→ Work to do
Copy out each line of the data that holds the word "пленкой".

→ Exercise inputs
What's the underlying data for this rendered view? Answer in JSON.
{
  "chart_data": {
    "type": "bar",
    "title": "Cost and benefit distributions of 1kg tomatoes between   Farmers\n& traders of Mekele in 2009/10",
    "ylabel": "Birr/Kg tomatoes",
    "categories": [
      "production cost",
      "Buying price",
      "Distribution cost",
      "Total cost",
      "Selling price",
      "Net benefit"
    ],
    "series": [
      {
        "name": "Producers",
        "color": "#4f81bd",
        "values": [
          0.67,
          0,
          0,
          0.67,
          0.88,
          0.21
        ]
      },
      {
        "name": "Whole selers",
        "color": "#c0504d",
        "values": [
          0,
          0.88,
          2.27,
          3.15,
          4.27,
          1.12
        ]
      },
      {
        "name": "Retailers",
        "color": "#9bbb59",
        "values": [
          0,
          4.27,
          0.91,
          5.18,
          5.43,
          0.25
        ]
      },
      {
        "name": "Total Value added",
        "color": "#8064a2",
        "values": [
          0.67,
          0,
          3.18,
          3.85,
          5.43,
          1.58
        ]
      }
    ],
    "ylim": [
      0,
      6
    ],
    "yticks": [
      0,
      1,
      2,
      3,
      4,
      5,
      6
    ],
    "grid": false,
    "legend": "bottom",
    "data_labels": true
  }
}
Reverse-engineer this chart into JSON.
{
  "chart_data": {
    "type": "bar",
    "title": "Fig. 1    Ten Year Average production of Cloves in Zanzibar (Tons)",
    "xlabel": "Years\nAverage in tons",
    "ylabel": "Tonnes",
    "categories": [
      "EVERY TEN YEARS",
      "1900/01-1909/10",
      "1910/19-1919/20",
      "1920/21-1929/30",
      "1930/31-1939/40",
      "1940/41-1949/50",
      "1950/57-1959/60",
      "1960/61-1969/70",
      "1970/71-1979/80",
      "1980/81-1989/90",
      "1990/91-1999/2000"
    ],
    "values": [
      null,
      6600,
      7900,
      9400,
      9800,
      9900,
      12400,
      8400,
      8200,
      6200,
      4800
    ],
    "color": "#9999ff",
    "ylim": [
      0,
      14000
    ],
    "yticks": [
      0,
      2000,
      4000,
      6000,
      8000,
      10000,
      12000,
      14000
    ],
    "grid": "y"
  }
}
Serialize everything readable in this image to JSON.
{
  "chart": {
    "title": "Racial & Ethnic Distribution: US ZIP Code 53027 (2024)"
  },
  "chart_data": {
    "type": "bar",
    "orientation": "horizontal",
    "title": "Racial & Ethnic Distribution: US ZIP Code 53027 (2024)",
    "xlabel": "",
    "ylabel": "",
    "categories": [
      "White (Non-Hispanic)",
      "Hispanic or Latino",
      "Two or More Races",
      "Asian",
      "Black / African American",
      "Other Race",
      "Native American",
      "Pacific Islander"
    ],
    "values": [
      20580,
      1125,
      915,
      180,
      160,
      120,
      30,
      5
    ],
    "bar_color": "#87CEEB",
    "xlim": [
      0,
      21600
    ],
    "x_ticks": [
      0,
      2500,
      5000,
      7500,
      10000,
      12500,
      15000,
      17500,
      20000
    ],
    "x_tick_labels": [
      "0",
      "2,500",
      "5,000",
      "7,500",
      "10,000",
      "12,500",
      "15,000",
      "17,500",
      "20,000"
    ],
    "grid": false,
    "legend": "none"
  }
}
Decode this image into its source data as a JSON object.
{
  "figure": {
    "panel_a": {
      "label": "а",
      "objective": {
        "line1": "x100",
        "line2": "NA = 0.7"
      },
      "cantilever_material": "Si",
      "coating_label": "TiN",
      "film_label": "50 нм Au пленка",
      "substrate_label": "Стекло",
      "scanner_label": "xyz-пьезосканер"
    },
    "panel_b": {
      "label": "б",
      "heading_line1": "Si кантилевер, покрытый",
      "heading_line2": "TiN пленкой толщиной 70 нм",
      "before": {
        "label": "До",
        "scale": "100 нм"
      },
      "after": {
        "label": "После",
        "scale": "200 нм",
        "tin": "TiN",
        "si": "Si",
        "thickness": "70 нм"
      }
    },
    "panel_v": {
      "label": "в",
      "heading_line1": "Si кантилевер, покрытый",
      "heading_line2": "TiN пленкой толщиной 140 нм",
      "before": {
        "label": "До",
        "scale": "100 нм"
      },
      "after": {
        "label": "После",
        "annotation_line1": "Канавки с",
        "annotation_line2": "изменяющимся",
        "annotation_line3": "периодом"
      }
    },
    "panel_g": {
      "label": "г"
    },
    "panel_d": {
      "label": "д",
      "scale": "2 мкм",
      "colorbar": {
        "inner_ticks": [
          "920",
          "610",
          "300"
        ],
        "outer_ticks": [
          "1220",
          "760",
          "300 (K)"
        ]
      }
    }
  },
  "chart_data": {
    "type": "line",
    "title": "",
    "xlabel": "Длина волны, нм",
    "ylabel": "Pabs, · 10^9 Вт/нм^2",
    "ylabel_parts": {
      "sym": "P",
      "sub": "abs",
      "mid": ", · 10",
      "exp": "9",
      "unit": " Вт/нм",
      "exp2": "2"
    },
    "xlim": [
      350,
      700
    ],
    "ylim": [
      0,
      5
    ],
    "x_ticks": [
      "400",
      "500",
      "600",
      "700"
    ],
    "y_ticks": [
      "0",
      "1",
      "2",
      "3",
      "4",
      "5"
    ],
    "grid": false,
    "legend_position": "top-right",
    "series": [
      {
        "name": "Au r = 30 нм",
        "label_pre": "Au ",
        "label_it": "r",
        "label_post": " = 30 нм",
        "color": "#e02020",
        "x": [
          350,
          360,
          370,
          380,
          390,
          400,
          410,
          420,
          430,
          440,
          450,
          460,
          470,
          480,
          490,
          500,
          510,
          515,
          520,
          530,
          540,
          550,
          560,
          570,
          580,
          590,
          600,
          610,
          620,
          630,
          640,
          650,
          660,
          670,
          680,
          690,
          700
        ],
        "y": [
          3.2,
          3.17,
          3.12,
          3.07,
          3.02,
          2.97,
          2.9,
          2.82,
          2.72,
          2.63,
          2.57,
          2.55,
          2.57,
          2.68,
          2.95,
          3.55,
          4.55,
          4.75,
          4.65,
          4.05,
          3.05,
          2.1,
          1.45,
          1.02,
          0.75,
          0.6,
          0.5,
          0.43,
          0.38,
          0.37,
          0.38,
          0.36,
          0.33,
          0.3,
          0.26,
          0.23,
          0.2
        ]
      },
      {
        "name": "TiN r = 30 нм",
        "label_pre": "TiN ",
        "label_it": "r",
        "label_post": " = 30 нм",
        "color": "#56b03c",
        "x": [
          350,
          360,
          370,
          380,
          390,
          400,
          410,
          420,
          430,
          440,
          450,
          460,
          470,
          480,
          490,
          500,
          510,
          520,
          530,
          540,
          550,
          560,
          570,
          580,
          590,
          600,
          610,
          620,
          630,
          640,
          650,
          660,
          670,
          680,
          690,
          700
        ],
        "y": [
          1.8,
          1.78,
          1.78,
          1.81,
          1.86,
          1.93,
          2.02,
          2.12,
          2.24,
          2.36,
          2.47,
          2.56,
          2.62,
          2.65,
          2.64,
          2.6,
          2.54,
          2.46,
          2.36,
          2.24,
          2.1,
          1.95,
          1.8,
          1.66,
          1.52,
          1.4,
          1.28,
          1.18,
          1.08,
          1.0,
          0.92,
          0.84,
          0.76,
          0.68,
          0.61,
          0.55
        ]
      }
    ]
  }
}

→ The completed task
      "heading_line2": "TiN пленкой толщиной 70 нм",
      "heading_line2": "TiN пленкой толщиной 140 нм",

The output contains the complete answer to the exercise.